SET EXERCISE: How many lines in the listing below include the word "JSON"? Answer with the number and nothing else.

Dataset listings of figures
-*-*-

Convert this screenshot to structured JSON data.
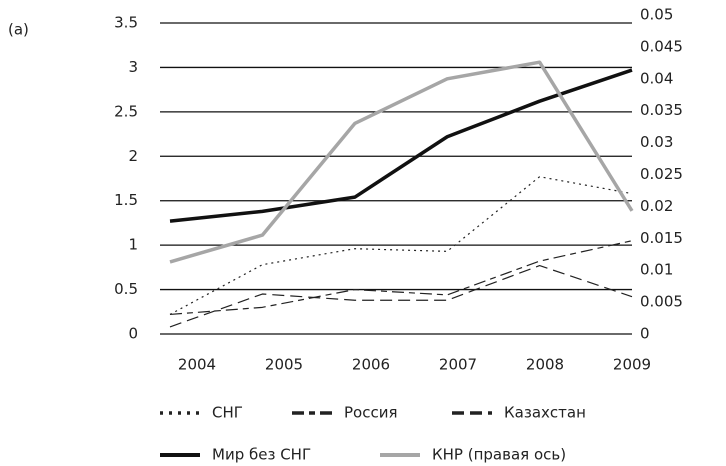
{
  "chart_data": {
    "type": "line",
    "panel_label": "(a)",
    "categories": [
      "2004",
      "2005",
      "2006",
      "2007",
      "2008",
      "2009"
    ],
    "ylim": [
      0,
      3.5
    ],
    "yticks": [
      0,
      0.5,
      1,
      1.5,
      2,
      2.5,
      3,
      3.5
    ],
    "y2lim": [
      0,
      0.05
    ],
    "y2ticks": [
      0,
      0.005,
      0.01,
      0.015,
      0.02,
      0.025,
      0.03,
      0.035,
      0.04,
      0.045,
      0.05
    ],
    "grid": true,
    "series": [
      {
        "name": "СНГ",
        "color": "#222222",
        "style": "dotted",
        "values": [
          0.22,
          0.78,
          0.96,
          0.93,
          1.77,
          1.58
        ]
      },
      {
        "name": "Россия",
        "color": "#222222",
        "style": "dashdot",
        "values": [
          0.22,
          0.3,
          0.5,
          0.44,
          0.82,
          1.05
        ]
      },
      {
        "name": "Казахстан",
        "color": "#222222",
        "style": "dashed",
        "values": [
          0.08,
          0.45,
          0.38,
          0.38,
          0.77,
          0.42
        ]
      },
      {
        "name": "Мир без СНГ",
        "color": "#111111",
        "style": "solid",
        "values": [
          1.27,
          1.38,
          1.54,
          2.22,
          2.62,
          2.97
        ]
      },
      {
        "name": "КНР (правая ось)",
        "color": "#a6a6a6",
        "style": "solid",
        "axis": "y2",
        "values": [
          0.0113,
          0.0155,
          0.033,
          0.04,
          0.0426,
          0.0193
        ]
      }
    ]
  }
}
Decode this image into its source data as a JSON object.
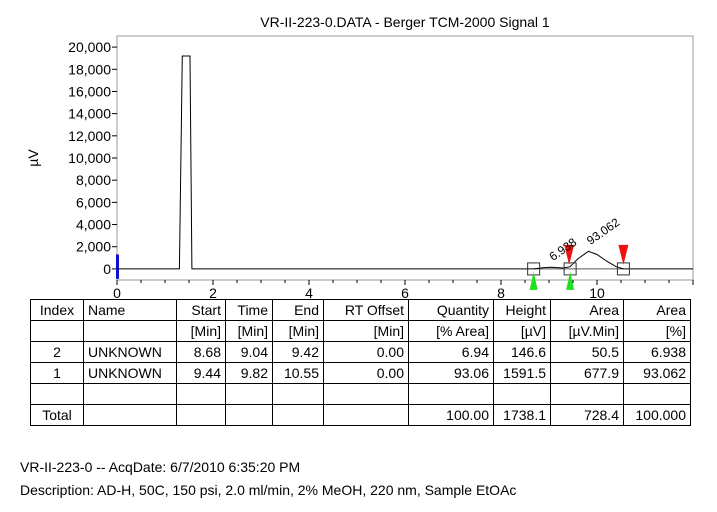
{
  "chart_data": {
    "type": "line",
    "title": "VR-II-223-0.DATA - Berger TCM-2000 Signal 1",
    "xlabel": "",
    "ylabel": "µV",
    "xlim": [
      0,
      12
    ],
    "ylim": [
      -1000,
      21000
    ],
    "x_ticks": [
      "0",
      "2",
      "4",
      "6",
      "8",
      "10"
    ],
    "y_ticks": [
      "0",
      "2,000",
      "4,000",
      "6,000",
      "8,000",
      "10,000",
      "12,000",
      "14,000",
      "16,000",
      "18,000",
      "20,000"
    ],
    "series": [
      {
        "x": [
          0.0,
          1.3,
          1.36,
          1.4,
          1.52,
          1.56,
          1.62,
          2.0,
          4.0,
          6.0,
          8.0,
          8.68,
          8.9,
          9.04,
          9.3,
          9.44,
          9.6,
          9.82,
          10.0,
          10.2,
          10.4,
          10.55,
          12.0
        ],
        "y": [
          0,
          0,
          19200,
          19200,
          19200,
          0,
          0,
          0,
          0,
          0,
          0,
          0,
          120,
          147,
          80,
          200,
          900,
          1592,
          1300,
          700,
          200,
          0,
          0
        ]
      }
    ],
    "peak_labels": [
      {
        "x": 9.04,
        "y": 147,
        "text": "6.938"
      },
      {
        "x": 9.82,
        "y": 1592,
        "text": "93.062"
      }
    ],
    "baseline_markers": [
      8.68,
      9.44,
      10.55
    ],
    "start_markers": [
      8.68,
      9.44
    ],
    "end_markers": [
      9.42,
      10.55
    ]
  },
  "table": {
    "headers": [
      "Index",
      "Name",
      "Start",
      "Time",
      "End",
      "RT Offset",
      "Quantity",
      "Height",
      "Area",
      "Area"
    ],
    "units": [
      "",
      "",
      "[Min]",
      "[Min]",
      "[Min]",
      "[Min]",
      "[% Area]",
      "[µV]",
      "[µV.Min]",
      "[%]"
    ],
    "rows": [
      [
        "2",
        "UNKNOWN",
        "8.68",
        "9.04",
        "9.42",
        "0.00",
        "6.94",
        "146.6",
        "50.5",
        "6.938"
      ],
      [
        "1",
        "UNKNOWN",
        "9.44",
        "9.82",
        "10.55",
        "0.00",
        "93.06",
        "1591.5",
        "677.9",
        "93.062"
      ],
      [
        "",
        "",
        "",
        "",
        "",
        "",
        "",
        "",
        "",
        ""
      ],
      [
        "Total",
        "",
        "",
        "",
        "",
        "",
        "100.00",
        "1738.1",
        "728.4",
        "100.000"
      ]
    ]
  },
  "footer": {
    "line1": "VR-II-223-0 -- AcqDate: 6/7/2010 6:35:20 PM",
    "line2": "Description: AD-H, 50C, 150 psi, 2.0 ml/min, 2% MeOH, 220 nm, Sample EtOAc"
  },
  "colors": {
    "trace": "#000000",
    "start_marker": "#1ee01e",
    "end_marker": "#ee1111",
    "y_axis_marker": "#1010d0"
  }
}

-*-*-

SOLUTION TO THIS PROBLEM: 2